Input records:

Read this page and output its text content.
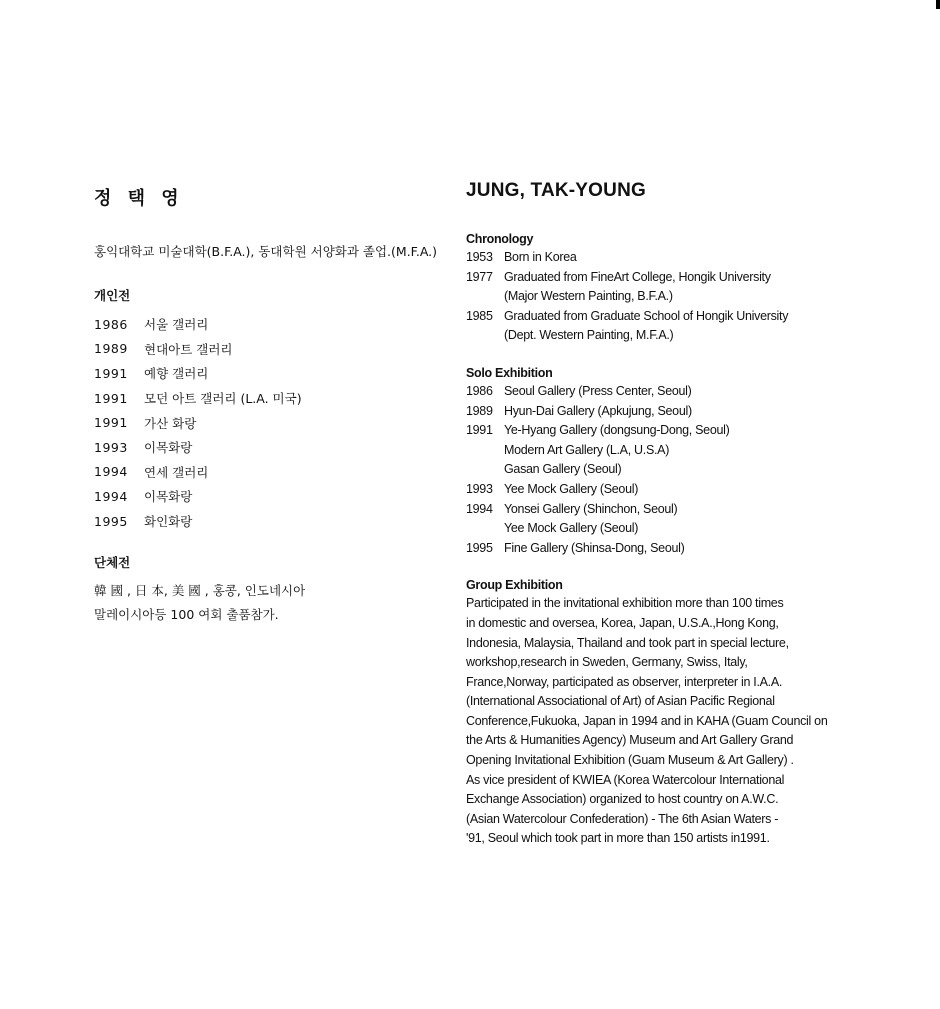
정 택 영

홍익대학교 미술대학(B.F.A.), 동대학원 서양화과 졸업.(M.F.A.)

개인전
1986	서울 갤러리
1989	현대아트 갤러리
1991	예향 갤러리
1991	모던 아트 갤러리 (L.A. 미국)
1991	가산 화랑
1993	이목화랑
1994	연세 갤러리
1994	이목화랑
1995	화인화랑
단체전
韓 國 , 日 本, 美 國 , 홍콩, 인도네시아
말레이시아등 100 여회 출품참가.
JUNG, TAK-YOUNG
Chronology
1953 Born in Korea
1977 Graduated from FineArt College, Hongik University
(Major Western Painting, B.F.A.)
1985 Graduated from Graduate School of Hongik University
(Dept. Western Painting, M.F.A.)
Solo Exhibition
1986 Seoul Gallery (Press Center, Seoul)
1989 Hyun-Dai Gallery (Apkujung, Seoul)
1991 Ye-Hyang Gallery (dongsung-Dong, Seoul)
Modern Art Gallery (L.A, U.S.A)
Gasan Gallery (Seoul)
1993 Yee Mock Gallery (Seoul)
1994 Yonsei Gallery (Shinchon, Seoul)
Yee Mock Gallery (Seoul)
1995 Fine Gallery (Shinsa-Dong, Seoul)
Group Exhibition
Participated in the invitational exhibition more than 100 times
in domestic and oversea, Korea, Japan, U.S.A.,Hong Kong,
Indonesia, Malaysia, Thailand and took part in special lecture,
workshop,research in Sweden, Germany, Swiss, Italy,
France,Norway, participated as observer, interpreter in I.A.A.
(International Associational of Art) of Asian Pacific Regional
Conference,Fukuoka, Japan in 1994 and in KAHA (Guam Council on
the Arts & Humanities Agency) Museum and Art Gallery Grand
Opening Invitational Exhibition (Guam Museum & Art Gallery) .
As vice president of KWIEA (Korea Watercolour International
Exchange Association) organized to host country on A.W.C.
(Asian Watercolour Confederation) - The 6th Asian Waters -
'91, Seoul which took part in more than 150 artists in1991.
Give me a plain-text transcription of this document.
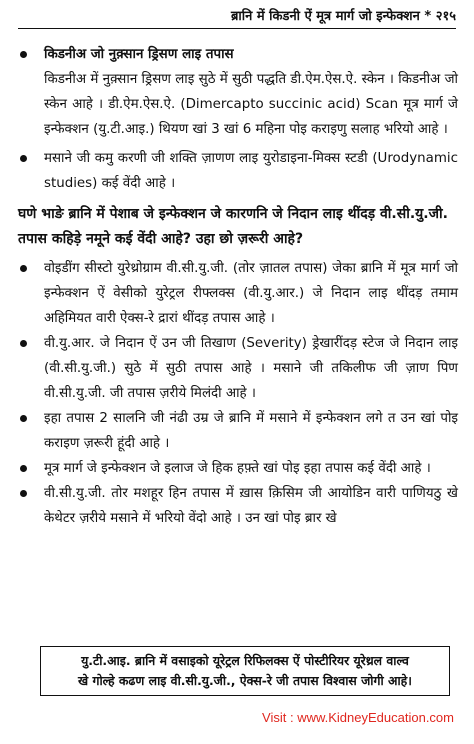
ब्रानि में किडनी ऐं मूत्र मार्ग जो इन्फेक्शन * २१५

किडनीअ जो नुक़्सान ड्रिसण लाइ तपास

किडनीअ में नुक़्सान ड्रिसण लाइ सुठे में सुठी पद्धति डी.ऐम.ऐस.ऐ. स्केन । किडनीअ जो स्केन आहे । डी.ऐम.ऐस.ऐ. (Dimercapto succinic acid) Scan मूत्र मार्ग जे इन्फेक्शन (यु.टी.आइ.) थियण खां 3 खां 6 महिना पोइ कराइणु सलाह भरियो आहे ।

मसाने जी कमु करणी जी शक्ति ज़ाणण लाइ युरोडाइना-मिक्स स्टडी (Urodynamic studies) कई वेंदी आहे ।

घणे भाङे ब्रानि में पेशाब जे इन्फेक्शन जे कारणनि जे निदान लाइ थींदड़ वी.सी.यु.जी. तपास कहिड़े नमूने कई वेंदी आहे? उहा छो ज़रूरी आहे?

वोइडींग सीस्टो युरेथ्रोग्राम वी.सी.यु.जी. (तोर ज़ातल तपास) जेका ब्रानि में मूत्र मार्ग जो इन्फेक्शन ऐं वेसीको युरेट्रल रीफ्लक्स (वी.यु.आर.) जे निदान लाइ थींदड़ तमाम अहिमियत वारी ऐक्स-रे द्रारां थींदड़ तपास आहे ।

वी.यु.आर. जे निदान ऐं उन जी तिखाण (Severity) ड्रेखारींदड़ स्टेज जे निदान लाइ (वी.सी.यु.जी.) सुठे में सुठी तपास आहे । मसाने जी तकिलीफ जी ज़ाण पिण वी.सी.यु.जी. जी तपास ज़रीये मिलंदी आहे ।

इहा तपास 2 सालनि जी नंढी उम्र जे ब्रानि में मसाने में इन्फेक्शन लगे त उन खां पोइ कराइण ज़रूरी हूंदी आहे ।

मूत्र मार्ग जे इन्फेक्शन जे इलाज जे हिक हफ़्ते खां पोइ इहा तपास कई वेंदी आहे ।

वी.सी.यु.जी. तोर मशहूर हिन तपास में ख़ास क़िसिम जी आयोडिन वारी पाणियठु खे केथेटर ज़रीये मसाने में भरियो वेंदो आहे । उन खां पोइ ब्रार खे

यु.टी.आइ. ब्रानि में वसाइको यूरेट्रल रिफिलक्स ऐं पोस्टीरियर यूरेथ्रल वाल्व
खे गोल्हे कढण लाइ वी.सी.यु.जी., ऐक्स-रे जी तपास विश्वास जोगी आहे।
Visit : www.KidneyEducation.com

Task objective: Scan the entries above. Copy each line that has the string "Graduated".

The answer:
1977 Graduated from FineArt College, Hongik University
1985 Graduated from Graduate School of Hongik University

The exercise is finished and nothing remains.